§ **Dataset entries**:
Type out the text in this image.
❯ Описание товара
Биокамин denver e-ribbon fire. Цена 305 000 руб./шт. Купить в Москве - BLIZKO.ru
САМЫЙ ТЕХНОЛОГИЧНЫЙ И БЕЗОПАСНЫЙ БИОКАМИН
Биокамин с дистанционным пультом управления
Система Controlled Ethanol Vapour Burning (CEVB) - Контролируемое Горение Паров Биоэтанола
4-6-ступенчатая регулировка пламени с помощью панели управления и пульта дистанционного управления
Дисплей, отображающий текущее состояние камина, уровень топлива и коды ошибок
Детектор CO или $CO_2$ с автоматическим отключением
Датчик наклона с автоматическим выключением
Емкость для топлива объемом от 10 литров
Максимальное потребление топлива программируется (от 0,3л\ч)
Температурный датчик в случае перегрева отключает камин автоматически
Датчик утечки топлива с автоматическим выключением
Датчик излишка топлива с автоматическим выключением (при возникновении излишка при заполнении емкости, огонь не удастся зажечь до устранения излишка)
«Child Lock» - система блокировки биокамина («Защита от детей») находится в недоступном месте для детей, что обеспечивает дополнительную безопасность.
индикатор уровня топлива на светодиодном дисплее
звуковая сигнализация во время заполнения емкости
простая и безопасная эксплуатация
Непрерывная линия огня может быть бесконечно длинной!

§ **Exercise description**:
All the data must be duplicated exactly, with nothing added or removed.

§ **The result**:
Type out the text in this image.
❯ Описание товара
Биокамин denver e-ribbon fire. Цена 305 000 руб./шт. Купить в Москве - BLIZKO.ru
САМЫЙ ТЕХНОЛОГИЧНЫЙ И БЕЗОПАСНЫЙ БИОКАМИН
Биокамин с дистанционным пультом управления
Система Controlled Ethanol Vapour Burning (CEVB) - Контролируемое Горение Паров Биоэтанола
4-6-ступенчатая регулировка пламени с помощью панели управления и пульта дистанционного управления
Дисплей, отображающий текущее состояние камина, уровень топлива и коды ошибок
Детектор CO или $CO_2$ с автоматическим отключением
Датчик наклона с автоматическим выключением
Емкость для топлива объемом от 10 литров
Максимальное потребление топлива программируется (от 0,3л\ч)
Температурный датчик в случае перегрева отключает камин автоматически
Датчик утечки топлива с автоматическим выключением
Датчик излишка топлива с автоматическим выключением (при возникновении излишка при заполнении емкости, огонь не удастся зажечь до устранения излишка)
«Child Lock» - система блокировки биокамина («Защита от детей») находится в недоступном месте для детей, что обеспечивает дополнительную безопасность.
индикатор уровня топлива на светодиодном дисплее
звуковая сигнализация во время заполнения емкости
простая и безопасная эксплуатация
Непрерывная линия огня может быть бесконечно длинной!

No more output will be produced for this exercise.